[Dataset items]
····················
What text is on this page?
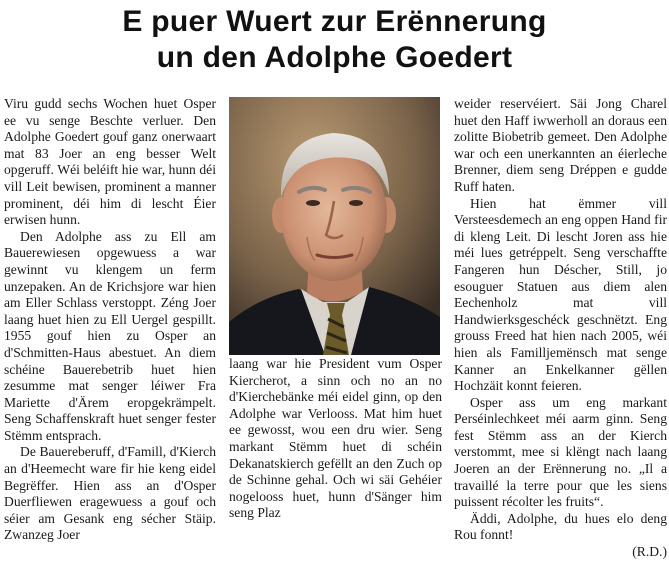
E puer Wuert zur Erënnerung
un den Adolphe Goedert

Viru gudd sechs Wochen huet Osper ee vu senge Beschte verluer. Den Adolphe Goedert gouf ganz onerwaart mat 83 Joer an eng besser Welt opgeruff. Wéi beléift hie war, hunn déi vill Leit bewisen, prominent a manner prominent, déi him di lescht Éier erwisen hunn.

Den Adolphe ass zu Ell am Bauerewiesen opgewuess a war gewinnt vu klengem un ferm unzepaken. An de Krichsjore war hien am Eller Schlass verstoppt. Zéng Joer laang huet hien zu Ell Uergel gespillt. 1955 gouf hien zu Osper an d'Schmitten-Haus abestuet. An diem schéine Bauerebetrib huet hien zesumme mat senger léiwer Fra Mariette d'Ärem eropgekrämpelt. Seng Schaffenskraft huet senger fester Stëmm entsprach.

De Bauereberuff, d'Famill, d'Kierch an d'Heemecht ware fir hie keng eidel Begrëffer. Hien ass an d'Osper Duerfliewen eragewuess a gouf och séier am Gesank eng sécher Stäip. Zwanzeg Joer

laang war hie President vum Osper Kiercherot, a sinn och no an no d'Kierchebänke méi eidel ginn, op den Adolphe war Verlooss. Mat him huet ee gewosst, wou een dru wier. Seng markant Stëmm huet di schéin Dekanatskierch gefëllt an den Zuch op de Schinne gehal. Och wi säi Gehéier nogelooss huet, hunn d'Sänger him seng Plaz

weider reservéiert. Säi Jong Charel huet den Haff iwwerholl an doraus een zolitte Biobetrib gemeet. Den Adolphe war och een unerkannten an éierleche Brenner, diem seng Dréppen e gudde Ruff haten.

Hien hat ëmmer vill Versteesdemech an eng oppen Hand fir di kleng Leit. Di lescht Joren ass hie méi lues getréppelt. Seng verschaffte Fangeren hun Déscher, Still, jo esouguer Statuen aus diem alen Eechenholz mat vill Handwierksgeschéck geschnëtzt. Eng grouss Freed hat hien nach 2005, wéi hien als Familljemënsch mat senge Kanner an Enkelkanner gëllen Hochzäit konnt feieren.

Osper ass um eng markant Perséinlechkeet méi aarm ginn. Seng fest Stëmm ass an der Kierch verstommt, mee si klëngt nach laang Joeren an der Erënnerung no. „Il a travaillé la terre pour que les siens puissent récolter les fruits“.

Äddi, Adolphe, du hues elo deng Rou fonnt!

(R.D.)
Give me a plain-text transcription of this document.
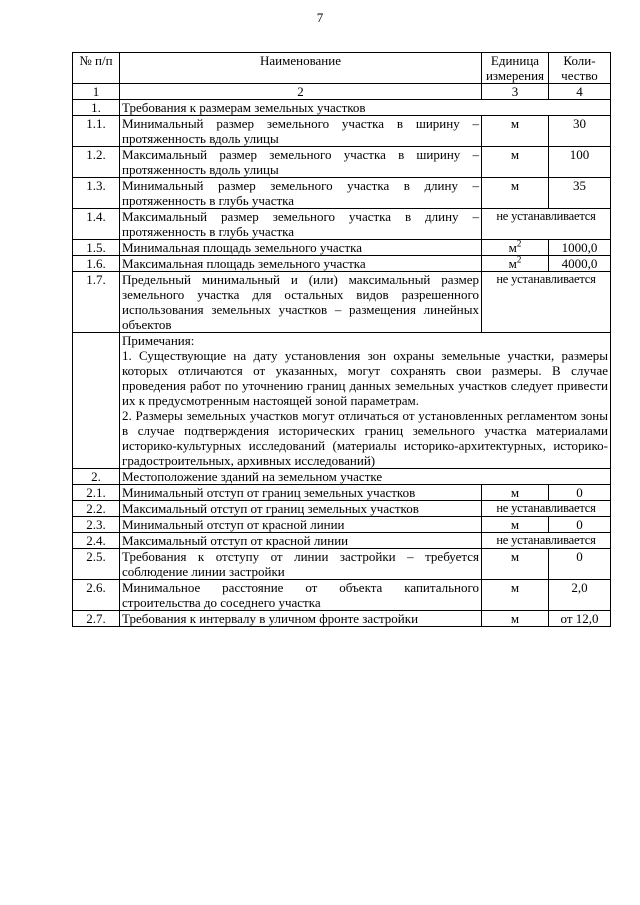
7
№ п/п	Наименование	Единица измерения	Коли-чество
1	2	3	4
1.	Требования к размерам земельных участков		
1.1.	Минимальный размер земельного участка в ширину – протяженность вдоль улицы	м	30
1.2.	Максимальный размер земельного участка в ширину – протяженность вдоль улицы	м	100
1.3.	Минимальный размер земельного участка в длину – протяженность в глубь участка	м	35
1.4.	Максимальный размер земельного участка в длину – протяженность в глубь участка	не устанавливается	
1.5.	Минимальная площадь земельного участка	$м^2$	1000,0
1.6.	Максимальная площадь земельного участка	$м^2$	4000,0
1.7.	Предельный минимальный и (или) максимальный размер земельного участка для остальных видов разрешенного использования земельных участков – размещения линейных объектов	не устанавливается	

	Примечания:
1. Существующие на дату установления зон охраны земельные участки, размеры которых отличаются от указанных, могут сохранять свои размеры. В случае проведения работ по уточнению границ данных земельных участков следует привести их к предусмотренным настоящей зоной параметрам.
2. Размеры земельных участков могут отличаться от установленных регламентом зоны в случае подтверждения исторических границ земельного участка материалами историко-культурных исследований (материалы историко-архитектурных, историко-градостроительных, архивных исследований)		

2.	Местоположение зданий на земельном участке		
2.1.	Минимальный отступ от границ земельных участков	м	0
2.2.	Максимальный отступ от границ земельных участков	не устанавливается	
2.3.	Минимальный отступ от красной линии	м	0
2.4.	Максимальный отступ от красной линии	не устанавливается	
2.5.	Требования к отступу от линии застройки – требуется соблюдение линии застройки	м	0
2.6.	Минимальное расстояние от объекта капитального строительства до соседнего участка	м	2,0
2.7.	Требования к интервалу в уличном фронте застройки	м	от 12,0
····················
** WHAT IS ASKED **
Make an exact copy of every record, pictures excluded.

** WRITTEN ANSWER **
What text is on this page?
E puer Wuert zur Erënnerung
un den Adolphe Goedert

Viru gudd sechs Wochen huet Osper ee vu senge Beschte verluer. Den Adolphe Goedert gouf ganz onerwaart mat 83 Joer an eng besser Welt opgeruff. Wéi beléift hie war, hunn déi vill Leit bewisen, prominent a manner prominent, déi him di lescht Éier erwisen hunn.

Den Adolphe ass zu Ell am Bauerewiesen opgewuess a war gewinnt vu klengem un ferm unzepaken. An de Krichsjore war hien am Eller Schlass verstoppt. Zéng Joer laang huet hien zu Ell Uergel gespillt. 1955 gouf hien zu Osper an d'Schmitten-Haus abestuet. An diem schéine Bauerebetrib huet hien zesumme mat senger léiwer Fra Mariette d'Ärem eropgekrämpelt. Seng Schaffenskraft huet senger fester Stëmm entsprach.

De Bauereberuff, d'Famill, d'Kierch an d'Heemecht ware fir hie keng eidel Begrëffer. Hien ass an d'Osper Duerfliewen eragewuess a gouf och séier am Gesank eng sécher Stäip. Zwanzeg Joer

laang war hie President vum Osper Kiercherot, a sinn och no an no d'Kierchebänke méi eidel ginn, op den Adolphe war Verlooss. Mat him huet ee gewosst, wou een dru wier. Seng markant Stëmm huet di schéin Dekanatskierch gefëllt an den Zuch op de Schinne gehal. Och wi säi Gehéier nogelooss huet, hunn d'Sänger him seng Plaz

weider reservéiert. Säi Jong Charel huet den Haff iwwerholl an doraus een zolitte Biobetrib gemeet. Den Adolphe war och een unerkannten an éierleche Brenner, diem seng Dréppen e gudde Ruff haten.

Hien hat ëmmer vill Versteesdemech an eng oppen Hand fir di kleng Leit. Di lescht Joren ass hie méi lues getréppelt. Seng verschaffte Fangeren hun Déscher, Still, jo esouguer Statuen aus diem alen Eechenholz mat vill Handwierksgeschéck geschnëtzt. Eng grouss Freed hat hien nach 2005, wéi hien als Familljemënsch mat senge Kanner an Enkelkanner gëllen Hochzäit konnt feieren.

Osper ass um eng markant Perséinlechkeet méi aarm ginn. Seng fest Stëmm ass an der Kierch verstommt, mee si klëngt nach laang Joeren an der Erënnerung no. „Il a travaillé la terre pour que les siens puissent récolter les fruits“.

Äddi, Adolphe, du hues elo deng Rou fonnt!

(R.D.)
Give me a plain-text transcription of this document.
7
№ п/п	Наименование	Единица измерения	Коли-чество
1	2	3	4
1.	Требования к размерам земельных участков		
1.1.	Минимальный размер земельного участка в ширину – протяженность вдоль улицы	м	30
1.2.	Максимальный размер земельного участка в ширину – протяженность вдоль улицы	м	100
1.3.	Минимальный размер земельного участка в длину – протяженность в глубь участка	м	35
1.4.	Максимальный размер земельного участка в длину – протяженность в глубь участка	не устанавливается	
1.5.	Минимальная площадь земельного участка	$м^2$	1000,0
1.6.	Максимальная площадь земельного участка	$м^2$	4000,0
1.7.	Предельный минимальный и (или) максимальный размер земельного участка для остальных видов разрешенного использования земельных участков – размещения линейных объектов	не устанавливается	

	Примечания:
1. Существующие на дату установления зон охраны земельные участки, размеры которых отличаются от указанных, могут сохранять свои размеры. В случае проведения работ по уточнению границ данных земельных участков следует привести их к предусмотренным настоящей зоной параметрам.
2. Размеры земельных участков могут отличаться от установленных регламентом зоны в случае подтверждения исторических границ земельного участка материалами историко-культурных исследований (материалы историко-архитектурных, историко-градостроительных, архивных исследований)		

2.	Местоположение зданий на земельном участке		
2.1.	Минимальный отступ от границ земельных участков	м	0
2.2.	Максимальный отступ от границ земельных участков	не устанавливается	
2.3.	Минимальный отступ от красной линии	м	0
2.4.	Максимальный отступ от красной линии	не устанавливается	
2.5.	Требования к отступу от линии застройки – требуется соблюдение линии застройки	м	0
2.6.	Минимальное расстояние от объекта капитального строительства до соседнего участка	м	2,0
2.7.	Требования к интервалу в уличном фронте застройки	м	от 12,0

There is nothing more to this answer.